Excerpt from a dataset
******************************

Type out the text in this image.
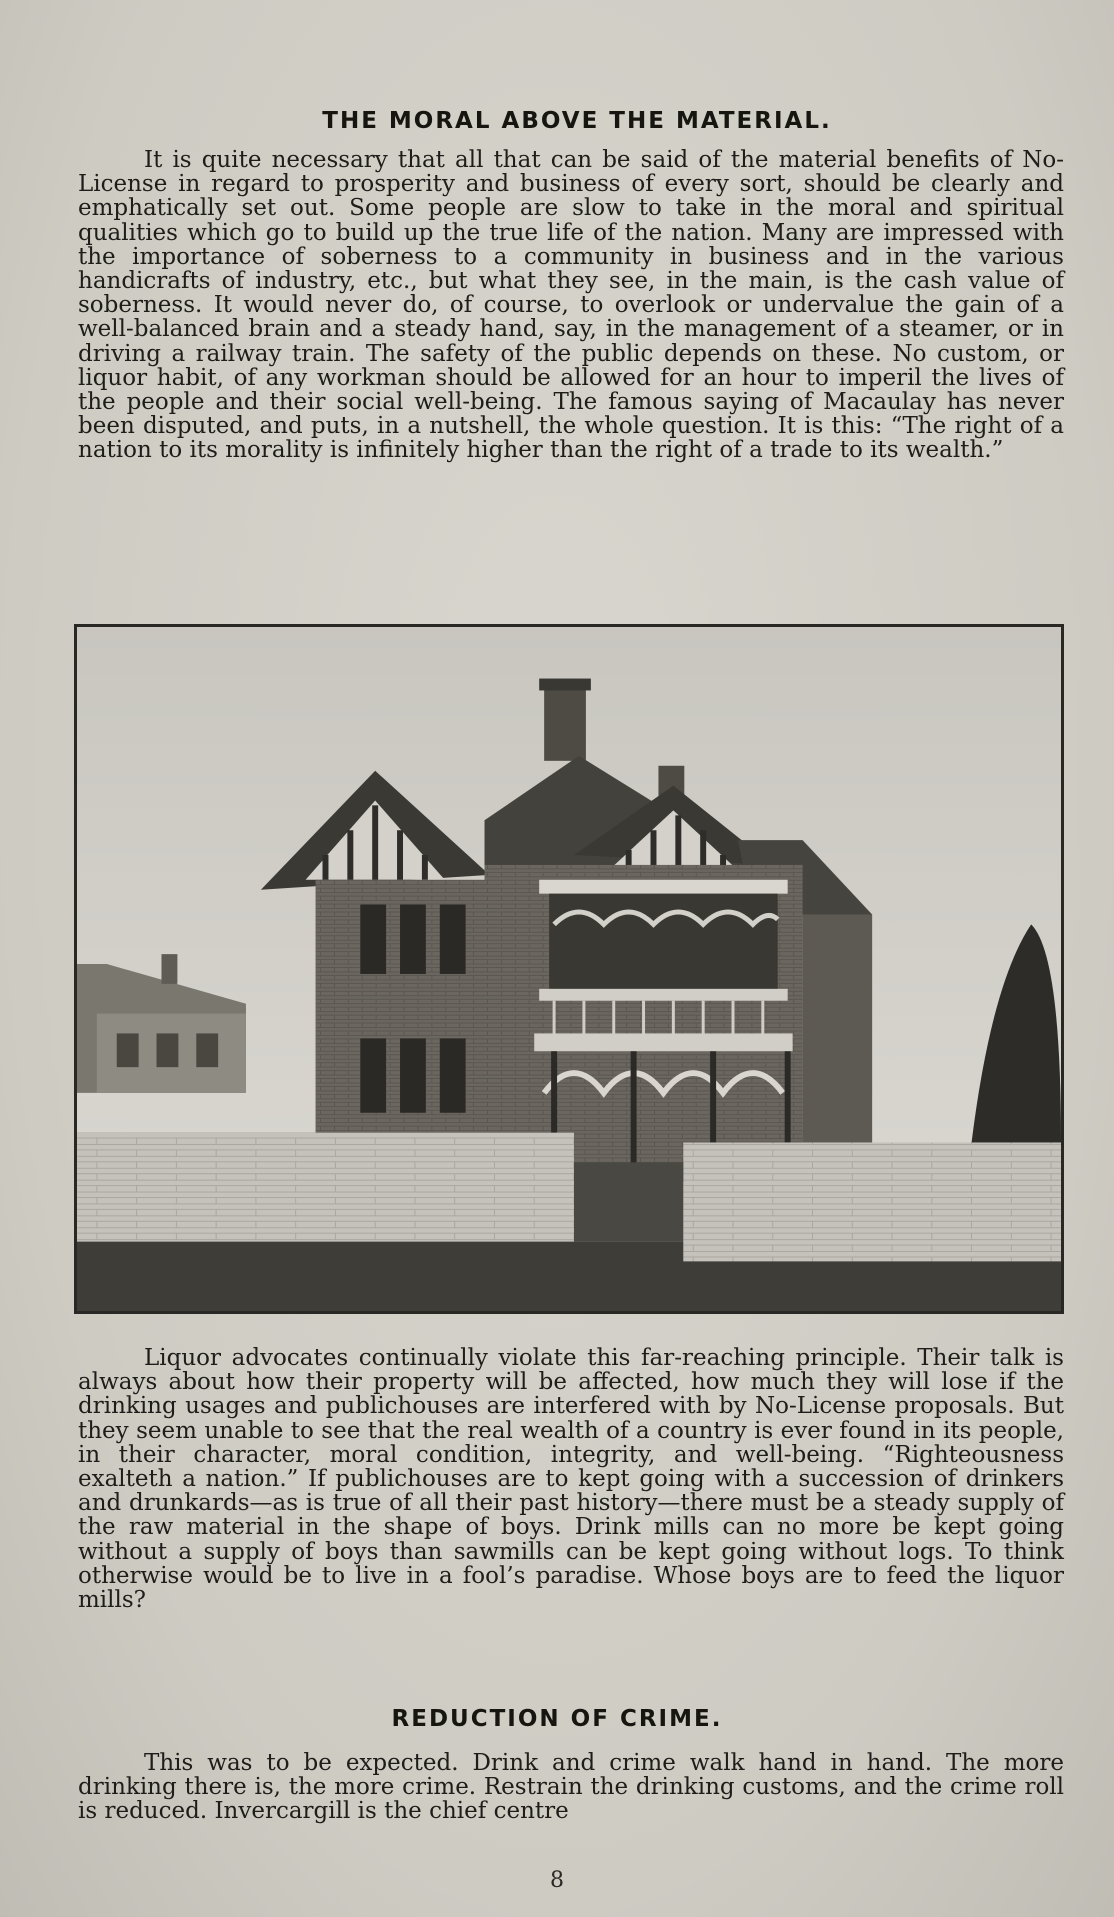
THE MORAL ABOVE THE MATERIAL.

It is quite necessary that all that can be said of the material benefits of No-License in regard to prosperity and business of every sort, should be clearly and emphatically set out. Some people are slow to take in the moral and spiritual qualities which go to build up the true life of the nation. Many are impressed with the importance of soberness to a community in business and in the various handicrafts of industry, etc., but what they see, in the main, is the cash value of soberness. It would never do, of course, to overlook or undervalue the gain of a well-balanced brain and a steady hand, say, in the management of a steamer, or in driving a railway train. The safety of the public depends on these. No custom, or liquor habit, of any workman should be allowed for an hour to imperil the lives of the people and their social well-being. The famous saying of Macaulay has never been disputed, and puts, in a nutshell, the whole question. It is this: “The right of a nation to its morality is infinitely higher than the right of a trade to its wealth.”

Liquor advocates continually violate this far-reaching principle. Their talk is always about how their property will be affected, how much they will lose if the drinking usages and publichouses are interfered with by No-License proposals. But they seem unable to see that the real wealth of a country is ever found in its people, in their character, moral condition, integrity, and well-being. “Righteousness exalteth a nation.” If publichouses are to kept going with a succession of drinkers and drunkards—as is true of all their past history—there must be a steady supply of the raw material in the shape of boys. Drink mills can no more be kept going without a supply of boys than sawmills can be kept going without logs. To think otherwise would be to live in a fool’s paradise. Whose boys are to feed the liquor mills?

REDUCTION OF CRIME.

This was to be expected. Drink and crime walk hand in hand. The more drinking there is, the more crime. Restrain the drinking customs, and the crime roll is reduced. Invercargill is the chief centre

8
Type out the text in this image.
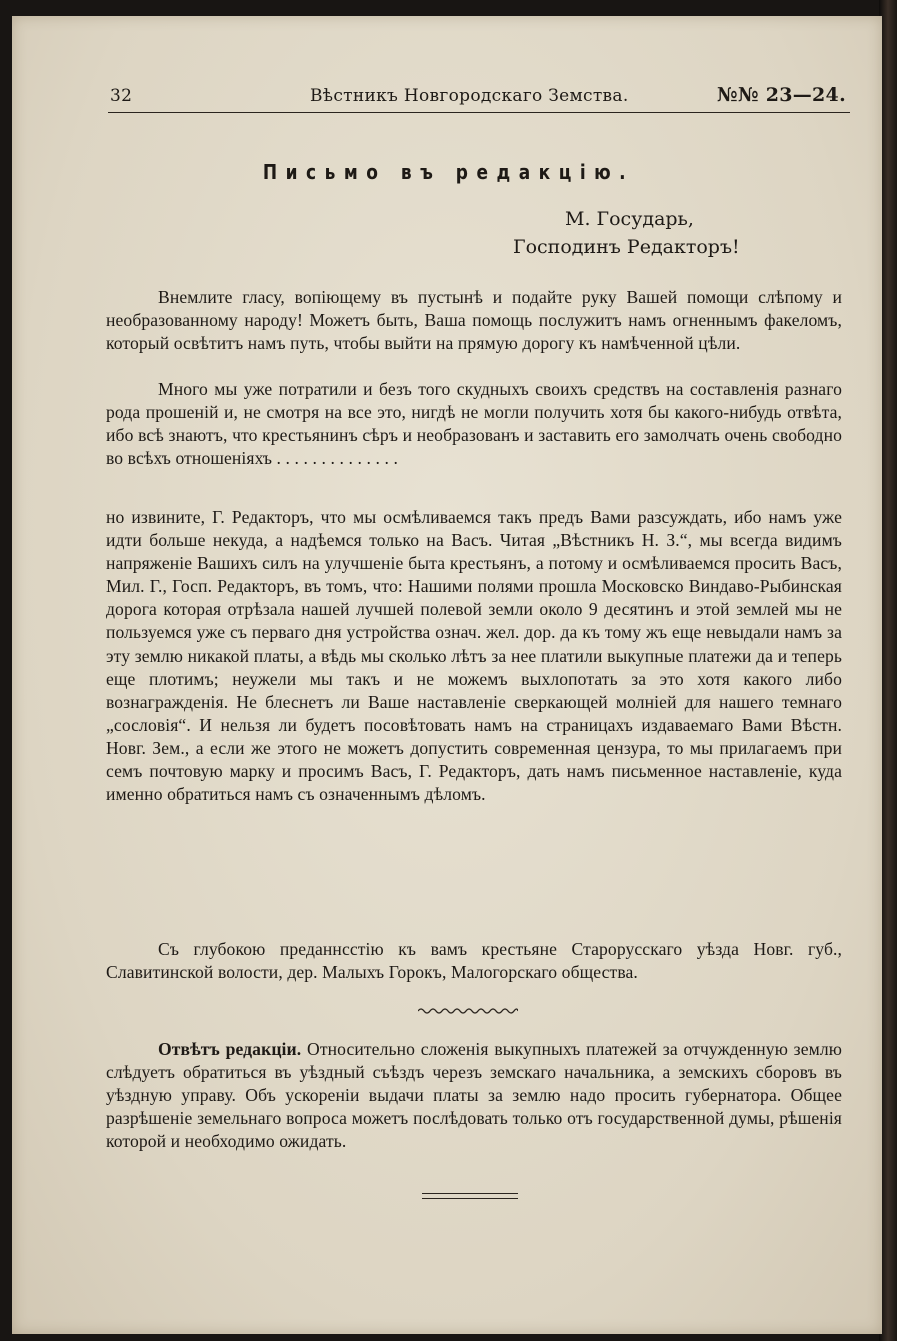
32	Вѣстникъ Новгородскаго Земства.	№№ 23—24.
Письмо въ редакцію.
М. Государь,
Господинъ Редакторъ!

Внемлите гласу, вопіющему въ пустынѣ и подайте руку Вашей помощи слѣпому и необразованному народу! Можетъ быть, Ваша помощь послужитъ намъ огненнымъ факеломъ, который освѣтитъ намъ путь, чтобы выйти на прямую дорогу къ намѣченной цѣли.

Много мы уже потратили и безъ того скудныхъ своихъ средствъ на составленія разнаго рода прошеній и, не смотря на все это, нигдѣ не могли получить хотя бы какого-нибудь отвѣта, ибо всѣ знаютъ, что крестьянинъ сѣръ и необразованъ и заставить его замолчать очень свободно во всѣхъ отношеніяхъ . . . . . . . . . . . . . .

но извините, Г. Редакторъ, что мы осмѣливаемся такъ предъ Вами разсуждать, ибо намъ уже идти больше некуда, а надѣемся только на Васъ. Читая „Вѣстникъ Н. З.“, мы всегда видимъ напряженіе Вашихъ силъ на улучшеніе быта крестьянъ, а потому и осмѣливаемся просить Васъ, Мил. Г., Госп. Редакторъ, въ томъ, что: Нашими полями прошла Московско Виндаво-Рыбинская дорога которая отрѣзала нашей лучшей полевой земли около 9 десятинъ и этой землей мы не пользуемся уже съ перваго дня устройства означ. жел. дор. да къ тому жъ еще невыдали намъ за эту землю никакой платы, а вѣдь мы сколько лѣтъ за нее платили выкупные платежи да и теперь еще плотимъ; неужели мы такъ и не можемъ выхлопотать за это хотя какого либо вознагражденія. Не блеснетъ ли Ваше наставленіе сверкающей молніей для нашего темнаго „сословія“. И нельзя ли будетъ посовѣтовать намъ на страницахъ издаваемаго Вами Вѣстн. Новг. Зем., а если же этого не можетъ допустить современная цензура, то мы прилагаемъ при семъ почтовую марку и просимъ Васъ, Г. Редакторъ, дать намъ письменное наставленіе, куда именно обратиться намъ съ означеннымъ дѣломъ.

Съ глубокою преданнсстію къ вамъ крестьяне Старорусскаго уѣзда Новг. губ., Славитинской волости, дер. Малыхъ Горокъ, Малогорскаго общества.

Отвѣтъ редакціи. Относительно сложенія выкупныхъ платежей за отчужденную землю слѣдуетъ обратиться въ уѣздный съѣздъ черезъ земскаго начальника, а земскихъ сборовъ въ уѣздную управу. Объ ускореніи выдачи платы за землю надо просить губернатора. Общее разрѣшеніе земельнаго вопроса можетъ послѣдовать только отъ государственной думы, рѣшенія которой и необходимо ожидать.
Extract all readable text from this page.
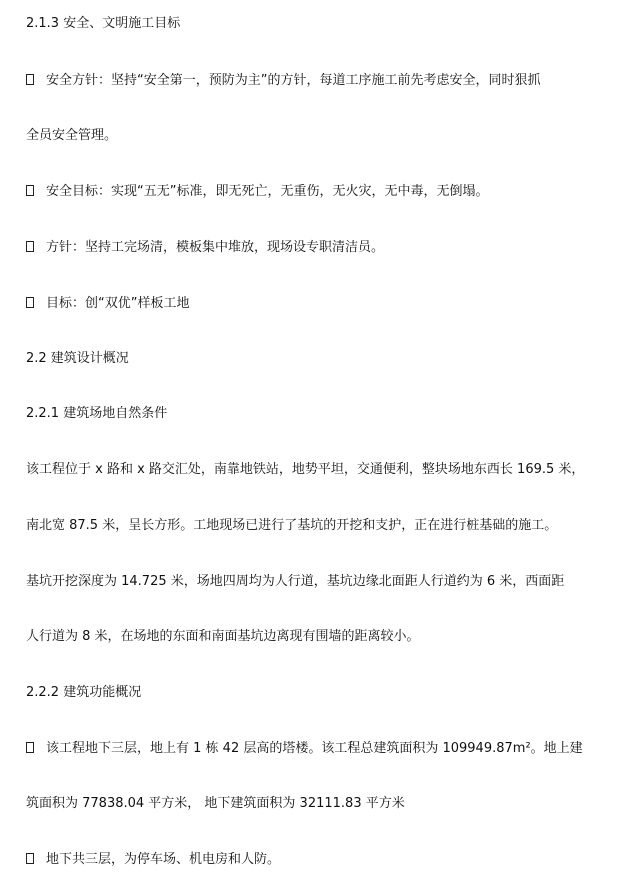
2.1.3 安全、文明施工目标
安全方针：坚持“安全第一，预防为主”的方针，每道工序施工前先考虑安全，同时狠抓
全员安全管理。
安全目标：实现“五无”标准，即无死亡，无重伤，无火灾，无中毒，无倒塌。
方针：坚持工完场清，模板集中堆放，现场设专职清洁员。
目标：创“双优”样板工地
2.2 建筑设计概况
2.2.1 建筑场地自然条件
该工程位于 x 路和 x 路交汇处，南靠地铁站，地势平坦，交通便利，整块场地东西长 169.5 米，
南北宽 87.5 米，呈长方形。工地现场已进行了基坑的开挖和支护，正在进行桩基础的施工。
基坑开挖深度为 14.725 米，场地四周均为人行道，基坑边缘北面距人行道约为 6 米，西面距
人行道为 8 米，在场地的东面和南面基坑边离现有围墙的距离较小。
2.2.2 建筑功能概况
该工程地下三层，地上有 1 栋 42 层高的塔楼。该工程总建筑面积为 109949.87m²。地上建
筑面积为 77838.04 平方米， 地下建筑面积为 32111.83 平方米
地下共三层，为停车场、机电房和人防。
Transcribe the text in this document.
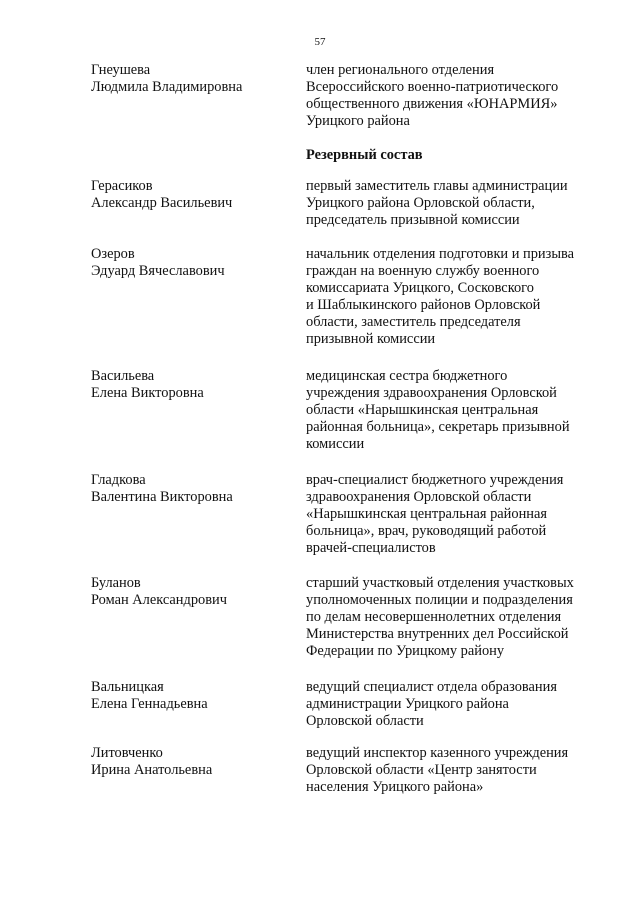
57
Гнеушева
Людмила Владимировна
член регионального отделения
Всероссийского военно-патриотического
общественного движения «ЮНАРМИЯ»
Урицкого района
Резервный состав
Герасиков
Александр Васильевич
первый заместитель главы администрации
Урицкого района Орловской области,
председатель призывной комиссии
Озеров
Эдуард Вячеславович
начальник отделения подготовки и призыва
граждан на военную службу военного
комиссариата Урицкого, Сосковского
и Шаблыкинского районов Орловской
области, заместитель председателя
призывной комиссии
Васильева
Елена Викторовна
медицинская сестра бюджетного
учреждения здравоохранения Орловской
области «Нарышкинская центральная
районная больница», секретарь призывной
комиссии
Гладкова
Валентина Викторовна
врач-специалист бюджетного учреждения
здравоохранения Орловской области
«Нарышкинская центральная районная
больница», врач, руководящий работой
врачей-специалистов
Буланов
Роман Александрович
старший участковый отделения участковых
уполномоченных полиции и подразделения
по делам несовершеннолетних отделения
Министерства внутренних дел Российской
Федерации по Урицкому району
Вальницкая
Елена Геннадьевна
ведущий специалист отдела образования
администрации Урицкого района
Орловской области
Литовченко
Ирина Анатольевна
ведущий инспектор казенного учреждения
Орловской области «Центр занятости
населения Урицкого района»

******************************

#### PROBLEM STATEMENT
Make an exact copy of the records above, with the pictures left out.

#### PROBLEM SOLUTION
Type out the text in this image.
THE MORAL ABOVE THE MATERIAL.

It is quite necessary that all that can be said of the material benefits of No-License in regard to prosperity and business of every sort, should be clearly and emphatically set out. Some people are slow to take in the moral and spiritual qualities which go to build up the true life of the nation. Many are impressed with the importance of soberness to a community in business and in the various handicrafts of industry, etc., but what they see, in the main, is the cash value of soberness. It would never do, of course, to overlook or undervalue the gain of a well-balanced brain and a steady hand, say, in the management of a steamer, or in driving a railway train. The safety of the public depends on these. No custom, or liquor habit, of any workman should be allowed for an hour to imperil the lives of the people and their social well-being. The famous saying of Macaulay has never been disputed, and puts, in a nutshell, the whole question. It is this: “The right of a nation to its morality is infinitely higher than the right of a trade to its wealth.”

Liquor advocates continually violate this far-reaching principle. Their talk is always about how their property will be affected, how much they will lose if the drinking usages and publichouses are interfered with by No-License proposals. But they seem unable to see that the real wealth of a country is ever found in its people, in their character, moral condition, integrity, and well-being. “Righteousness exalteth a nation.” If publichouses are to kept going with a succession of drinkers and drunkards—as is true of all their past history—there must be a steady supply of the raw material in the shape of boys. Drink mills can no more be kept going without a supply of boys than sawmills can be kept going without logs. To think otherwise would be to live in a fool’s paradise. Whose boys are to feed the liquor mills?

REDUCTION OF CRIME.

This was to be expected. Drink and crime walk hand in hand. The more drinking there is, the more crime. Restrain the drinking customs, and the crime roll is reduced. Invercargill is the chief centre

8
Type out the text in this image.
32	Вѣстникъ Новгородскаго Земства.	№№ 23—24.
Письмо въ редакцію.
М. Государь,
Господинъ Редакторъ!

Внемлите гласу, вопіющему въ пустынѣ и подайте руку Вашей помощи слѣпому и необразованному народу! Можетъ быть, Ваша помощь послужитъ намъ огненнымъ факеломъ, который освѣтитъ намъ путь, чтобы выйти на прямую дорогу къ намѣченной цѣли.

Много мы уже потратили и безъ того скудныхъ своихъ средствъ на составленія разнаго рода прошеній и, не смотря на все это, нигдѣ не могли получить хотя бы какого-нибудь отвѣта, ибо всѣ знаютъ, что крестьянинъ сѣръ и необразованъ и заставить его замолчать очень свободно во всѣхъ отношеніяхъ . . . . . . . . . . . . . .

но извините, Г. Редакторъ, что мы осмѣливаемся такъ предъ Вами разсуждать, ибо намъ уже идти больше некуда, а надѣемся только на Васъ. Читая „Вѣстникъ Н. З.“, мы всегда видимъ напряженіе Вашихъ силъ на улучшеніе быта крестьянъ, а потому и осмѣливаемся просить Васъ, Мил. Г., Госп. Редакторъ, въ томъ, что: Нашими полями прошла Московско Виндаво-Рыбинская дорога которая отрѣзала нашей лучшей полевой земли около 9 десятинъ и этой землей мы не пользуемся уже съ перваго дня устройства означ. жел. дор. да къ тому жъ еще невыдали намъ за эту землю никакой платы, а вѣдь мы сколько лѣтъ за нее платили выкупные платежи да и теперь еще плотимъ; неужели мы такъ и не можемъ выхлопотать за это хотя какого либо вознагражденія. Не блеснетъ ли Ваше наставленіе сверкающей молніей для нашего темнаго „сословія“. И нельзя ли будетъ посовѣтовать намъ на страницахъ издаваемаго Вами Вѣстн. Новг. Зем., а если же этого не можетъ допустить современная цензура, то мы прилагаемъ при семъ почтовую марку и просимъ Васъ, Г. Редакторъ, дать намъ письменное наставленіе, куда именно обратиться намъ съ означеннымъ дѣломъ.

Съ глубокою преданнсстію къ вамъ крестьяне Старорусскаго уѣзда Новг. губ., Славитинской волости, дер. Малыхъ Горокъ, Малогорскаго общества.

Отвѣтъ редакціи. Относительно сложенія выкупныхъ платежей за отчужденную землю слѣдуетъ обратиться въ уѣздный съѣздъ черезъ земскаго начальника, а земскихъ сборовъ въ уѣздную управу. Объ ускореніи выдачи платы за землю надо просить губернатора. Общее разрѣшеніе земельнаго вопроса можетъ послѣдовать только отъ государственной думы, рѣшенія которой и необходимо ожидать.
Extract all readable text from this page.
2.1.3 安全、文明施工目标
安全方针：坚持“安全第一，预防为主”的方针，每道工序施工前先考虑安全，同时狠抓
全员安全管理。
安全目标：实现“五无”标准，即无死亡，无重伤，无火灾，无中毒，无倒塌。
方针：坚持工完场清，模板集中堆放，现场设专职清洁员。
目标：创“双优”样板工地
2.2 建筑设计概况
2.2.1 建筑场地自然条件
该工程位于 x 路和 x 路交汇处，南靠地铁站，地势平坦，交通便利，整块场地东西长 169.5 米，
南北宽 87.5 米，呈长方形。工地现场已进行了基坑的开挖和支护，正在进行桩基础的施工。
基坑开挖深度为 14.725 米，场地四周均为人行道，基坑边缘北面距人行道约为 6 米，西面距
人行道为 8 米，在场地的东面和南面基坑边离现有围墙的距离较小。
2.2.2 建筑功能概况
该工程地下三层，地上有 1 栋 42 层高的塔楼。该工程总建筑面积为 109949.87m²。地上建
筑面积为 77838.04 平方米， 地下建筑面积为 32111.83 平方米
地下共三层，为停车场、机电房和人防。
Transcribe the text in this document.
57
Гнеушева
Людмила Владимировна
член регионального отделения
Всероссийского военно-патриотического
общественного движения «ЮНАРМИЯ»
Урицкого района
Резервный состав
Герасиков
Александр Васильевич
первый заместитель главы администрации
Урицкого района Орловской области,
председатель призывной комиссии
Озеров
Эдуард Вячеславович
начальник отделения подготовки и призыва
граждан на военную службу военного
комиссариата Урицкого, Сосковского
и Шаблыкинского районов Орловской
области, заместитель председателя
призывной комиссии
Васильева
Елена Викторовна
медицинская сестра бюджетного
учреждения здравоохранения Орловской
области «Нарышкинская центральная
районная больница», секретарь призывной
комиссии
Гладкова
Валентина Викторовна
врач-специалист бюджетного учреждения
здравоохранения Орловской области
«Нарышкинская центральная районная
больница», врач, руководящий работой
врачей-специалистов
Буланов
Роман Александрович
старший участковый отделения участковых
уполномоченных полиции и подразделения
по делам несовершеннолетних отделения
Министерства внутренних дел Российской
Федерации по Урицкому району
Вальницкая
Елена Геннадьевна
ведущий специалист отдела образования
администрации Урицкого района
Орловской области
Литовченко
Ирина Анатольевна
ведущий инспектор казенного учреждения
Орловской области «Центр занятости
населения Урицкого района»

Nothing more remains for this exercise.